TASK REQUIREMENTS
Wherever the word "label" appears in the entries, copy the whole line.

** Start of SUPPLIED ENTRIES **

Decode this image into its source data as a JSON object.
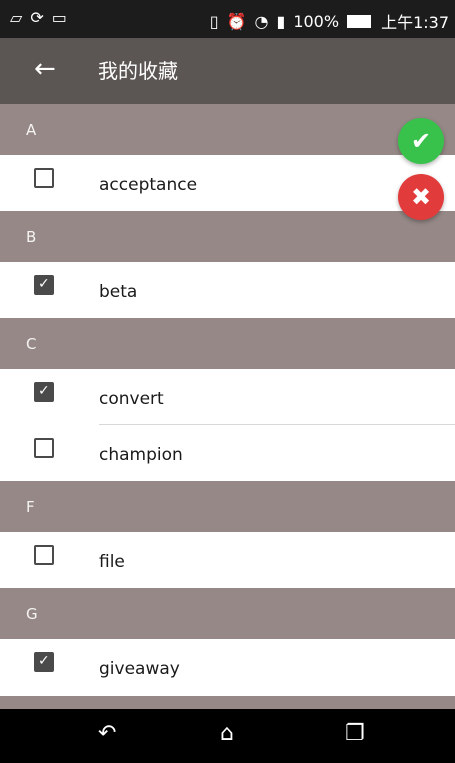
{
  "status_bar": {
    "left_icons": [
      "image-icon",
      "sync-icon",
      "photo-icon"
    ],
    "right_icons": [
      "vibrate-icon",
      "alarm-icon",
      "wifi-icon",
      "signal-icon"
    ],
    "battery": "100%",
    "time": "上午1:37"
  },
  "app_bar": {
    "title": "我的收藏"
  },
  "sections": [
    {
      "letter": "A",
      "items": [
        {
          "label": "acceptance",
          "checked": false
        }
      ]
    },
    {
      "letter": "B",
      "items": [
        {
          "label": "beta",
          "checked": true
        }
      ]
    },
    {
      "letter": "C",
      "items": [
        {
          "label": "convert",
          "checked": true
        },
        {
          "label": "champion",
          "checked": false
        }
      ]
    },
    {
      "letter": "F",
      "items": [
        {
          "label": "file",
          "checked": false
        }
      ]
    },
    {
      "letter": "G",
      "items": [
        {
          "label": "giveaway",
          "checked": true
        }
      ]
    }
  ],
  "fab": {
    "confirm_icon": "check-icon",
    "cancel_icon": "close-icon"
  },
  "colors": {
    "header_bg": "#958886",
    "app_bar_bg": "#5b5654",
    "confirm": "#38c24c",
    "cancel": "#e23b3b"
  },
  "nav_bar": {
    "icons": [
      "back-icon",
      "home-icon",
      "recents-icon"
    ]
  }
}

** End of SUPPLIED ENTRIES **

REPLY TO THE TASK
          "label": "acceptance",
          "label": "beta",
          "label": "convert",
          "label": "champion",
          "label": "file",
          "label": "giveaway",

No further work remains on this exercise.